[Problem statement] Repeat each line exactly, leaving nothing out.

Recorded data:
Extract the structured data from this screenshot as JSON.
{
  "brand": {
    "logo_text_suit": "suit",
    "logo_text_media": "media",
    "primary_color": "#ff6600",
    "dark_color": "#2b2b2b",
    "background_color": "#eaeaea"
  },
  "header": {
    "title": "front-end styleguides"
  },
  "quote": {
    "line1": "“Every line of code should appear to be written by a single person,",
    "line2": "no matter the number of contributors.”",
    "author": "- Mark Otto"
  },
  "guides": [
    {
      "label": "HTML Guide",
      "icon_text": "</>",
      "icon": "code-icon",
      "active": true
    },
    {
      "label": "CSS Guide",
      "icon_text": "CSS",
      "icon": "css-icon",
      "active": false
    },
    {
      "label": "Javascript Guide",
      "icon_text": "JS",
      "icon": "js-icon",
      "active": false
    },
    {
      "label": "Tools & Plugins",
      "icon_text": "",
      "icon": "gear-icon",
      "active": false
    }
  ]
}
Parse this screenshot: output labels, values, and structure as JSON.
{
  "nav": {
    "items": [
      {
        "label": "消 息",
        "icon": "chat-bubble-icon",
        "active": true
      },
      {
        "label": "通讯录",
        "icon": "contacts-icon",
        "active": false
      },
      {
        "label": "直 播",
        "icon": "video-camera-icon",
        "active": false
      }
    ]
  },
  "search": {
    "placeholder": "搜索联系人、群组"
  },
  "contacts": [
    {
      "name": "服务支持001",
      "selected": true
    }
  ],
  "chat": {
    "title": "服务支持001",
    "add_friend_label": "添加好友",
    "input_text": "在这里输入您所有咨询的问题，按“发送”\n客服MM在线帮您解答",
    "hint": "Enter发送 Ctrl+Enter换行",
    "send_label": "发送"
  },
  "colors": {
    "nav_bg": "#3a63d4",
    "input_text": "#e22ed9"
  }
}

[Worked solution]
Extract the structured data from this screenshot as JSON.
{
  "brand": {
    "logo_text_suit": "suit",
    "logo_text_media": "media",
    "primary_color": "#ff6600",
    "dark_color": "#2b2b2b",
    "background_color": "#eaeaea"
  },
  "header": {
    "title": "front-end styleguides"
  },
  "quote": {
    "line1": "“Every line of code should appear to be written by a single person,",
    "line2": "no matter the number of contributors.”",
    "author": "- Mark Otto"
  },
  "guides": [
    {
      "label": "HTML Guide",
      "icon_text": "</>",
      "icon": "code-icon",
      "active": true
    },
    {
      "label": "CSS Guide",
      "icon_text": "CSS",
      "icon": "css-icon",
      "active": false
    },
    {
      "label": "Javascript Guide",
      "icon_text": "JS",
      "icon": "js-icon",
      "active": false
    },
    {
      "label": "Tools & Plugins",
      "icon_text": "",
      "icon": "gear-icon",
      "active": false
    }
  ]
}
Parse this screenshot: output labels, values, and structure as JSON.
{
  "nav": {
    "items": [
      {
        "label": "消 息",
        "icon": "chat-bubble-icon",
        "active": true
      },
      {
        "label": "通讯录",
        "icon": "contacts-icon",
        "active": false
      },
      {
        "label": "直 播",
        "icon": "video-camera-icon",
        "active": false
      }
    ]
  },
  "search": {
    "placeholder": "搜索联系人、群组"
  },
  "contacts": [
    {
      "name": "服务支持001",
      "selected": true
    }
  ],
  "chat": {
    "title": "服务支持001",
    "add_friend_label": "添加好友",
    "input_text": "在这里输入您所有咨询的问题，按“发送”\n客服MM在线帮您解答",
    "hint": "Enter发送 Ctrl+Enter换行",
    "send_label": "发送"
  },
  "colors": {
    "nav_bg": "#3a63d4",
    "input_text": "#e22ed9"
  }
}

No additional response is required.